§ **PROMPT**: Omit every picture while repeating the entries exactly.

§ **DATA TO USE**:

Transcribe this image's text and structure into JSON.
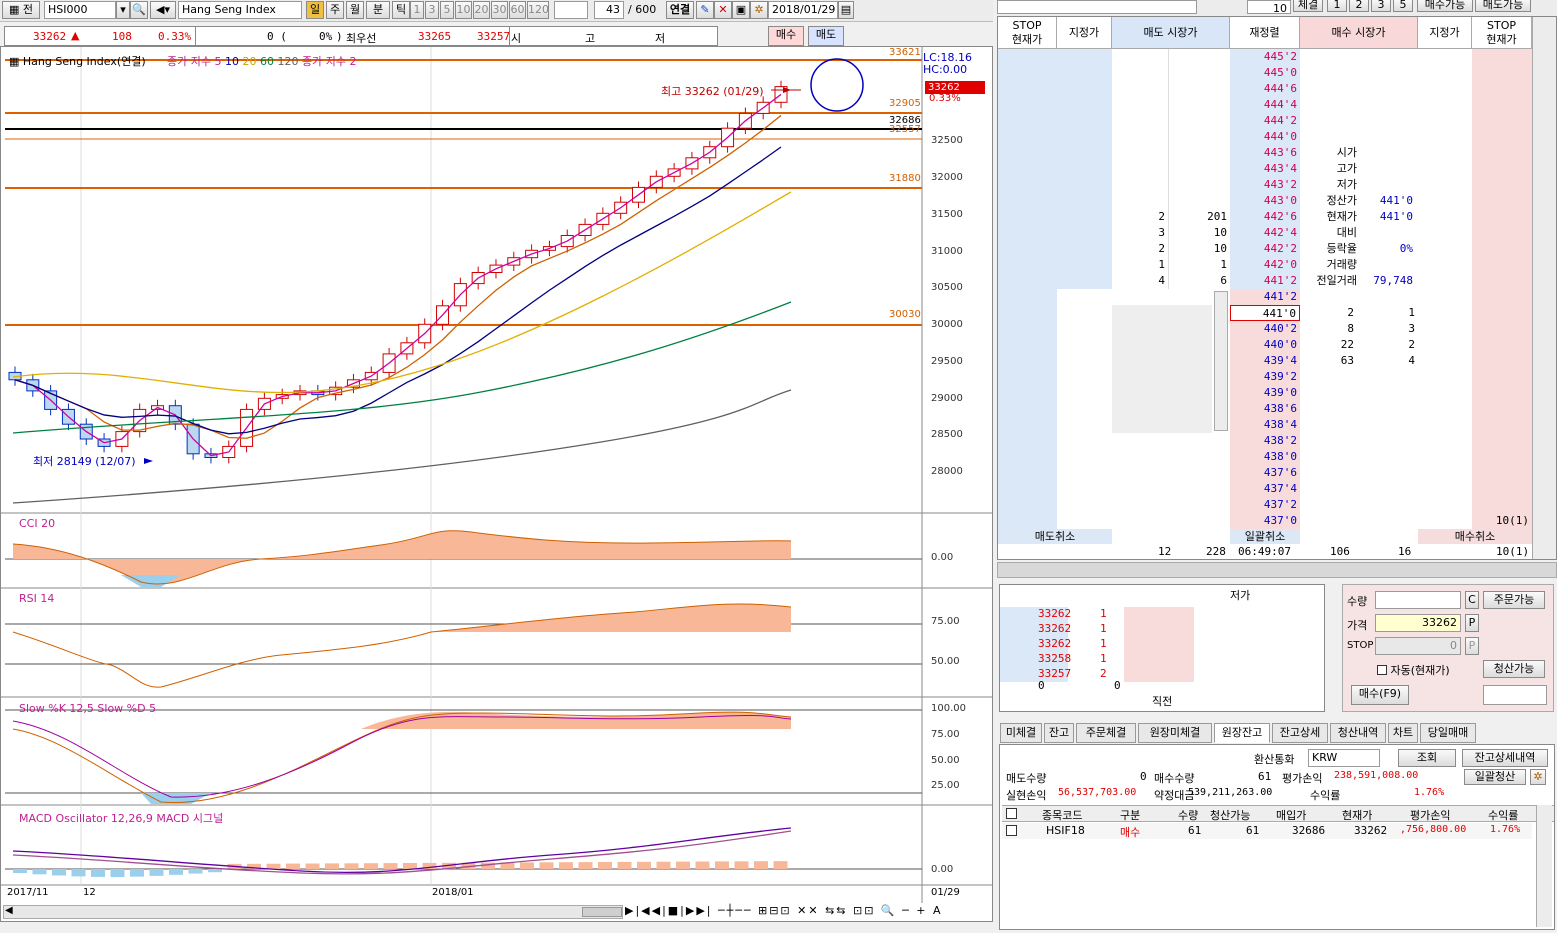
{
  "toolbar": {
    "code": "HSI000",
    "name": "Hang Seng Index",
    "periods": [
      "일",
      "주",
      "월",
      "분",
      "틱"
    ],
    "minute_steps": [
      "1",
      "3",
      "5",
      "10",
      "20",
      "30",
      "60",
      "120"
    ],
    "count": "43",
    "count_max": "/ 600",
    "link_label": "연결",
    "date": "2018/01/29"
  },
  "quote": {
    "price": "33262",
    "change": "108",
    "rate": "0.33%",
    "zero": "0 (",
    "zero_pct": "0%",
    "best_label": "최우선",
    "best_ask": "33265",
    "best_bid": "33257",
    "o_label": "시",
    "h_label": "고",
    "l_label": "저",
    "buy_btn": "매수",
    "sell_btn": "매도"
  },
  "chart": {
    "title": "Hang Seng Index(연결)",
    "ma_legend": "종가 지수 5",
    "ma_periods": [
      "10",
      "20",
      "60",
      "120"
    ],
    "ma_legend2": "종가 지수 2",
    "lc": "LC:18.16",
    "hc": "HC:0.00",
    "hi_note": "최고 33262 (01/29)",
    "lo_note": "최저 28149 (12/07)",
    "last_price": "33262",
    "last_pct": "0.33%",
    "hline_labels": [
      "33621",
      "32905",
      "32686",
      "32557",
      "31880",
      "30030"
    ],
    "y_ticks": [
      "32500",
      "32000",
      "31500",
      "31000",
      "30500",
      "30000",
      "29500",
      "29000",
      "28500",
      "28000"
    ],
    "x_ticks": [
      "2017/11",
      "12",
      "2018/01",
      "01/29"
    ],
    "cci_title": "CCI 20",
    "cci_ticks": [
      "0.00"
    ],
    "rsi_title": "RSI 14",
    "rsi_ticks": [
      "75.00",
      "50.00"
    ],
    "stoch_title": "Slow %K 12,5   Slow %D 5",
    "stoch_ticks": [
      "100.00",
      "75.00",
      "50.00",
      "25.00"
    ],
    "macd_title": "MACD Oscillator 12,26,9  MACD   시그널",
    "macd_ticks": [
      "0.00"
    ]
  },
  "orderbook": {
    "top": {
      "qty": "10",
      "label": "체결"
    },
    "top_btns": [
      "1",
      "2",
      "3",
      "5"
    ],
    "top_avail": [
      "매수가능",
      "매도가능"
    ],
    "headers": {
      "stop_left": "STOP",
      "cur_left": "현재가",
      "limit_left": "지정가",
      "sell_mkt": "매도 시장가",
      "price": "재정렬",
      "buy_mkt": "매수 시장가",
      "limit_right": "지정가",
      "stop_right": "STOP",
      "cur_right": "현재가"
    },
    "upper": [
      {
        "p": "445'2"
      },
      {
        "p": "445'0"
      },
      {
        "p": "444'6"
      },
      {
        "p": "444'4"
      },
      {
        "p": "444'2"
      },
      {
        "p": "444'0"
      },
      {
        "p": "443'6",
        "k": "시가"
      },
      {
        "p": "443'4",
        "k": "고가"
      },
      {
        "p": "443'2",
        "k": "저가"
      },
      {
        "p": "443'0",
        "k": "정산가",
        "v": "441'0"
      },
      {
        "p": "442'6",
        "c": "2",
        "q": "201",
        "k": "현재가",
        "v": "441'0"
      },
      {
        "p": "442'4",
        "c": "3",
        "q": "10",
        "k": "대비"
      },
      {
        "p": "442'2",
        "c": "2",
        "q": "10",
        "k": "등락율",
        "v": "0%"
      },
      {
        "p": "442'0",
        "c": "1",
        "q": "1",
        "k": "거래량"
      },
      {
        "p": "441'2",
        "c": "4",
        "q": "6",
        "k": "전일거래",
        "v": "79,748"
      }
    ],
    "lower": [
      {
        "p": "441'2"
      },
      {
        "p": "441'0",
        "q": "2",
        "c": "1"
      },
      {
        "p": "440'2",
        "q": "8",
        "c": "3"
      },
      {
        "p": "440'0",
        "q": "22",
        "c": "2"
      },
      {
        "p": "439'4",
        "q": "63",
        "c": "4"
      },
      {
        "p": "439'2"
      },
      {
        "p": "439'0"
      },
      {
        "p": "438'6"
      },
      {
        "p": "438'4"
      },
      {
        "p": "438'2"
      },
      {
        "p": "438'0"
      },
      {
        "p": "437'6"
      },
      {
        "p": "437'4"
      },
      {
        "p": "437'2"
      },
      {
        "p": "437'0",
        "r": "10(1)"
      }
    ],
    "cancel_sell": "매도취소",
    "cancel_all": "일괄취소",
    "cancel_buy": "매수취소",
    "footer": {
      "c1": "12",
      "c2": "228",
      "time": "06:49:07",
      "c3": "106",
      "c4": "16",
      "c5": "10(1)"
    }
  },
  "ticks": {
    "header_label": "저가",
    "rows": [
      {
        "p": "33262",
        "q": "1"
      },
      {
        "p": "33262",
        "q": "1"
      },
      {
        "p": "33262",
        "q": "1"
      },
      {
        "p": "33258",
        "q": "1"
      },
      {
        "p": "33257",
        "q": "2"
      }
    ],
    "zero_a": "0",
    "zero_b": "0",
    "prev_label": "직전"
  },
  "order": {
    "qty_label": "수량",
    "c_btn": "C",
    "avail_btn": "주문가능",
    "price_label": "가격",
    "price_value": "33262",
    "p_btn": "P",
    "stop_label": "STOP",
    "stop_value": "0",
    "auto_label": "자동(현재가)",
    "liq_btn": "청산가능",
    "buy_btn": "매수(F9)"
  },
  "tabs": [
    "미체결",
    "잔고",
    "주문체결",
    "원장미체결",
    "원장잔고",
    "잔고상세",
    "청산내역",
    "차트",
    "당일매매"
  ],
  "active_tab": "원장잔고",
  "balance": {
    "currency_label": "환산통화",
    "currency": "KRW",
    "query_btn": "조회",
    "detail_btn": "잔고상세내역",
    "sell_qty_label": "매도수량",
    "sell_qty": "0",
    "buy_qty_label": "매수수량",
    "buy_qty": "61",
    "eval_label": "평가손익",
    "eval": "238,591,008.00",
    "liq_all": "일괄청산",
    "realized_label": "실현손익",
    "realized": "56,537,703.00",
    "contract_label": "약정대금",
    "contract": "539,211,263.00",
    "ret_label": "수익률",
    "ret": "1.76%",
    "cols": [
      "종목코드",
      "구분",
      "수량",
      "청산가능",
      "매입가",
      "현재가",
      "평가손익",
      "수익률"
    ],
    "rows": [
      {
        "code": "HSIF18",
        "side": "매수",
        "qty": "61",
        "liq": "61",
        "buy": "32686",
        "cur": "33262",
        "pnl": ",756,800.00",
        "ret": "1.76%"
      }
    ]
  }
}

§ **COMPLETED EXERCISE**:
Transcribe this image's text and structure into JSON.
{
  "toolbar": {
    "code": "HSI000",
    "name": "Hang Seng Index",
    "periods": [
      "일",
      "주",
      "월",
      "분",
      "틱"
    ],
    "minute_steps": [
      "1",
      "3",
      "5",
      "10",
      "20",
      "30",
      "60",
      "120"
    ],
    "count": "43",
    "count_max": "/ 600",
    "link_label": "연결",
    "date": "2018/01/29"
  },
  "quote": {
    "price": "33262",
    "change": "108",
    "rate": "0.33%",
    "zero": "0 (",
    "zero_pct": "0%",
    "best_label": "최우선",
    "best_ask": "33265",
    "best_bid": "33257",
    "o_label": "시",
    "h_label": "고",
    "l_label": "저",
    "buy_btn": "매수",
    "sell_btn": "매도"
  },
  "chart": {
    "title": "Hang Seng Index(연결)",
    "ma_legend": "종가 지수 5",
    "ma_periods": [
      "10",
      "20",
      "60",
      "120"
    ],
    "ma_legend2": "종가 지수 2",
    "lc": "LC:18.16",
    "hc": "HC:0.00",
    "hi_note": "최고 33262 (01/29)",
    "lo_note": "최저 28149 (12/07)",
    "last_price": "33262",
    "last_pct": "0.33%",
    "hline_labels": [
      "33621",
      "32905",
      "32686",
      "32557",
      "31880",
      "30030"
    ],
    "y_ticks": [
      "32500",
      "32000",
      "31500",
      "31000",
      "30500",
      "30000",
      "29500",
      "29000",
      "28500",
      "28000"
    ],
    "x_ticks": [
      "2017/11",
      "12",
      "2018/01",
      "01/29"
    ],
    "cci_title": "CCI 20",
    "cci_ticks": [
      "0.00"
    ],
    "rsi_title": "RSI 14",
    "rsi_ticks": [
      "75.00",
      "50.00"
    ],
    "stoch_title": "Slow %K 12,5   Slow %D 5",
    "stoch_ticks": [
      "100.00",
      "75.00",
      "50.00",
      "25.00"
    ],
    "macd_title": "MACD Oscillator 12,26,9  MACD   시그널",
    "macd_ticks": [
      "0.00"
    ]
  },
  "orderbook": {
    "top": {
      "qty": "10",
      "label": "체결"
    },
    "top_btns": [
      "1",
      "2",
      "3",
      "5"
    ],
    "top_avail": [
      "매수가능",
      "매도가능"
    ],
    "headers": {
      "stop_left": "STOP",
      "cur_left": "현재가",
      "limit_left": "지정가",
      "sell_mkt": "매도 시장가",
      "price": "재정렬",
      "buy_mkt": "매수 시장가",
      "limit_right": "지정가",
      "stop_right": "STOP",
      "cur_right": "현재가"
    },
    "upper": [
      {
        "p": "445'2"
      },
      {
        "p": "445'0"
      },
      {
        "p": "444'6"
      },
      {
        "p": "444'4"
      },
      {
        "p": "444'2"
      },
      {
        "p": "444'0"
      },
      {
        "p": "443'6",
        "k": "시가"
      },
      {
        "p": "443'4",
        "k": "고가"
      },
      {
        "p": "443'2",
        "k": "저가"
      },
      {
        "p": "443'0",
        "k": "정산가",
        "v": "441'0"
      },
      {
        "p": "442'6",
        "c": "2",
        "q": "201",
        "k": "현재가",
        "v": "441'0"
      },
      {
        "p": "442'4",
        "c": "3",
        "q": "10",
        "k": "대비"
      },
      {
        "p": "442'2",
        "c": "2",
        "q": "10",
        "k": "등락율",
        "v": "0%"
      },
      {
        "p": "442'0",
        "c": "1",
        "q": "1",
        "k": "거래량"
      },
      {
        "p": "441'2",
        "c": "4",
        "q": "6",
        "k": "전일거래",
        "v": "79,748"
      }
    ],
    "lower": [
      {
        "p": "441'2"
      },
      {
        "p": "441'0",
        "q": "2",
        "c": "1"
      },
      {
        "p": "440'2",
        "q": "8",
        "c": "3"
      },
      {
        "p": "440'0",
        "q": "22",
        "c": "2"
      },
      {
        "p": "439'4",
        "q": "63",
        "c": "4"
      },
      {
        "p": "439'2"
      },
      {
        "p": "439'0"
      },
      {
        "p": "438'6"
      },
      {
        "p": "438'4"
      },
      {
        "p": "438'2"
      },
      {
        "p": "438'0"
      },
      {
        "p": "437'6"
      },
      {
        "p": "437'4"
      },
      {
        "p": "437'2"
      },
      {
        "p": "437'0",
        "r": "10(1)"
      }
    ],
    "cancel_sell": "매도취소",
    "cancel_all": "일괄취소",
    "cancel_buy": "매수취소",
    "footer": {
      "c1": "12",
      "c2": "228",
      "time": "06:49:07",
      "c3": "106",
      "c4": "16",
      "c5": "10(1)"
    }
  },
  "ticks": {
    "header_label": "저가",
    "rows": [
      {
        "p": "33262",
        "q": "1"
      },
      {
        "p": "33262",
        "q": "1"
      },
      {
        "p": "33262",
        "q": "1"
      },
      {
        "p": "33258",
        "q": "1"
      },
      {
        "p": "33257",
        "q": "2"
      }
    ],
    "zero_a": "0",
    "zero_b": "0",
    "prev_label": "직전"
  },
  "order": {
    "qty_label": "수량",
    "c_btn": "C",
    "avail_btn": "주문가능",
    "price_label": "가격",
    "price_value": "33262",
    "p_btn": "P",
    "stop_label": "STOP",
    "stop_value": "0",
    "auto_label": "자동(현재가)",
    "liq_btn": "청산가능",
    "buy_btn": "매수(F9)"
  },
  "tabs": [
    "미체결",
    "잔고",
    "주문체결",
    "원장미체결",
    "원장잔고",
    "잔고상세",
    "청산내역",
    "차트",
    "당일매매"
  ],
  "active_tab": "원장잔고",
  "balance": {
    "currency_label": "환산통화",
    "currency": "KRW",
    "query_btn": "조회",
    "detail_btn": "잔고상세내역",
    "sell_qty_label": "매도수량",
    "sell_qty": "0",
    "buy_qty_label": "매수수량",
    "buy_qty": "61",
    "eval_label": "평가손익",
    "eval": "238,591,008.00",
    "liq_all": "일괄청산",
    "realized_label": "실현손익",
    "realized": "56,537,703.00",
    "contract_label": "약정대금",
    "contract": "539,211,263.00",
    "ret_label": "수익률",
    "ret": "1.76%",
    "cols": [
      "종목코드",
      "구분",
      "수량",
      "청산가능",
      "매입가",
      "현재가",
      "평가손익",
      "수익률"
    ],
    "rows": [
      {
        "code": "HSIF18",
        "side": "매수",
        "qty": "61",
        "liq": "61",
        "buy": "32686",
        "cur": "33262",
        "pnl": ",756,800.00",
        "ret": "1.76%"
      }
    ]
  }
}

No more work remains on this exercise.